### MATERIAL SHOWN
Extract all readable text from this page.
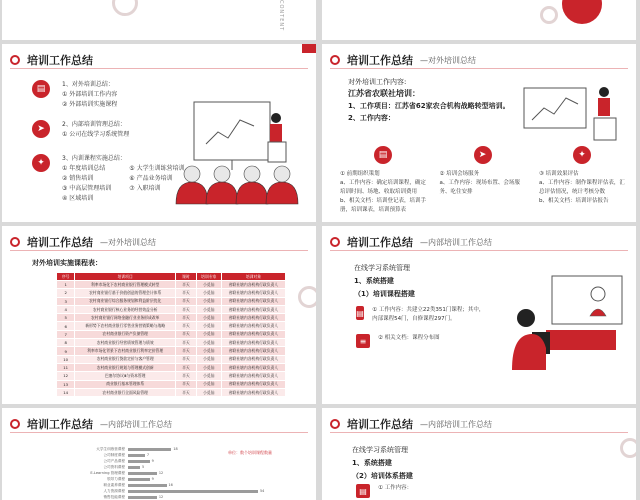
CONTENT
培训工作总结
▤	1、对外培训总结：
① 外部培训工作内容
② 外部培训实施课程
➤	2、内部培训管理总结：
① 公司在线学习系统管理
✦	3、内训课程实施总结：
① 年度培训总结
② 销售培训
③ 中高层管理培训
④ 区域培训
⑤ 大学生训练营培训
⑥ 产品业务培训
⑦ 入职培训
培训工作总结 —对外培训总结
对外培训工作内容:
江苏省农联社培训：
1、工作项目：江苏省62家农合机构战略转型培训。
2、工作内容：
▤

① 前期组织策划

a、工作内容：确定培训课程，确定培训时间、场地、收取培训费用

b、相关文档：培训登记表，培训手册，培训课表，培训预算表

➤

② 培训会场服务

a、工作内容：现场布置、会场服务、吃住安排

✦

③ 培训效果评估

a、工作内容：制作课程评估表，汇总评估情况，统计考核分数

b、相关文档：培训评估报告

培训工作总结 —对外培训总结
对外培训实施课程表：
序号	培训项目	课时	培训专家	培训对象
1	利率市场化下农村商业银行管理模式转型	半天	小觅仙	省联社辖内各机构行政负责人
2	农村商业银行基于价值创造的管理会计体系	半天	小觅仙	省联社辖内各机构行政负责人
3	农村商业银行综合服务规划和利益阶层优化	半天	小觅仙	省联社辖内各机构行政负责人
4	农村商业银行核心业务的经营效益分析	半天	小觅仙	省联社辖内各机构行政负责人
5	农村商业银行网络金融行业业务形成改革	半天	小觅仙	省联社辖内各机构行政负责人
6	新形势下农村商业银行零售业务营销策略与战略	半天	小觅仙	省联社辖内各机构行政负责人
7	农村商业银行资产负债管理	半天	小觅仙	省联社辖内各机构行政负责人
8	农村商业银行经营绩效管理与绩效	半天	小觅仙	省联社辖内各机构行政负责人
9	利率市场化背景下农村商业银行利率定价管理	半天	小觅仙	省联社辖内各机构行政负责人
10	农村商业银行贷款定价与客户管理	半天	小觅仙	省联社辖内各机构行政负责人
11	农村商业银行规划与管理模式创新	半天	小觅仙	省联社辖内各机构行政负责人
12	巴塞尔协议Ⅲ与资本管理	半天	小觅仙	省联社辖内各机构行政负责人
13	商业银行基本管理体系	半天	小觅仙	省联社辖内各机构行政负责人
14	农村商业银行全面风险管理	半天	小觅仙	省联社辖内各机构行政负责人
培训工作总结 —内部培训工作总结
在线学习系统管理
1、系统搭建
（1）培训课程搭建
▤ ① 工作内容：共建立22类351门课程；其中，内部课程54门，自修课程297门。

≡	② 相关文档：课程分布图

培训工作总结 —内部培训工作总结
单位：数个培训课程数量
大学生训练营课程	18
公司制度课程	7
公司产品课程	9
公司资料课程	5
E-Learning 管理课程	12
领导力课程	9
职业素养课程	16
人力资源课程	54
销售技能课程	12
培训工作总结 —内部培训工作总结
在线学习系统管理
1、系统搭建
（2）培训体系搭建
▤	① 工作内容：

### GIVEN REQUEST
Without including any picture, retype the entries exactly.

### SOLUTION TO THIS PROBLEM
Extract all readable text from this page.
CONTENT
培训工作总结
▤	1、对外培训总结：
① 外部培训工作内容
② 外部培训实施课程
➤	2、内部培训管理总结：
① 公司在线学习系统管理
✦	3、内训课程实施总结：
① 年度培训总结
② 销售培训
③ 中高层管理培训
④ 区域培训
⑤ 大学生训练营培训
⑥ 产品业务培训
⑦ 入职培训
培训工作总结 —对外培训总结
对外培训工作内容:
江苏省农联社培训：
1、工作项目：江苏省62家农合机构战略转型培训。
2、工作内容：
▤

① 前期组织策划

a、工作内容：确定培训课程，确定培训时间、场地、收取培训费用

b、相关文档：培训登记表，培训手册，培训课表，培训预算表

➤

② 培训会场服务

a、工作内容：现场布置、会场服务、吃住安排

✦

③ 培训效果评估

a、工作内容：制作课程评估表，汇总评估情况，统计考核分数

b、相关文档：培训评估报告

培训工作总结 —对外培训总结
对外培训实施课程表：
序号	培训项目	课时	培训专家	培训对象
1	利率市场化下农村商业银行管理模式转型	半天	小觅仙	省联社辖内各机构行政负责人
2	农村商业银行基于价值创造的管理会计体系	半天	小觅仙	省联社辖内各机构行政负责人
3	农村商业银行综合服务规划和利益阶层优化	半天	小觅仙	省联社辖内各机构行政负责人
4	农村商业银行核心业务的经营效益分析	半天	小觅仙	省联社辖内各机构行政负责人
5	农村商业银行网络金融行业业务形成改革	半天	小觅仙	省联社辖内各机构行政负责人
6	新形势下农村商业银行零售业务营销策略与战略	半天	小觅仙	省联社辖内各机构行政负责人
7	农村商业银行资产负债管理	半天	小觅仙	省联社辖内各机构行政负责人
8	农村商业银行经营绩效管理与绩效	半天	小觅仙	省联社辖内各机构行政负责人
9	利率市场化背景下农村商业银行利率定价管理	半天	小觅仙	省联社辖内各机构行政负责人
10	农村商业银行贷款定价与客户管理	半天	小觅仙	省联社辖内各机构行政负责人
11	农村商业银行规划与管理模式创新	半天	小觅仙	省联社辖内各机构行政负责人
12	巴塞尔协议Ⅲ与资本管理	半天	小觅仙	省联社辖内各机构行政负责人
13	商业银行基本管理体系	半天	小觅仙	省联社辖内各机构行政负责人
14	农村商业银行全面风险管理	半天	小觅仙	省联社辖内各机构行政负责人
培训工作总结 —内部培训工作总结
在线学习系统管理
1、系统搭建
（1）培训课程搭建
▤ ① 工作内容：共建立22类351门课程；其中，内部课程54门，自修课程297门。

≡	② 相关文档：课程分布图

培训工作总结 —内部培训工作总结
单位：数个培训课程数量
大学生训练营课程	18
公司制度课程	7
公司产品课程	9
公司资料课程	5
E-Learning 管理课程	12
领导力课程	9
职业素养课程	16
人力资源课程	54
销售技能课程	12
培训工作总结 —内部培训工作总结
在线学习系统管理
1、系统搭建
（2）培训体系搭建
▤	① 工作内容：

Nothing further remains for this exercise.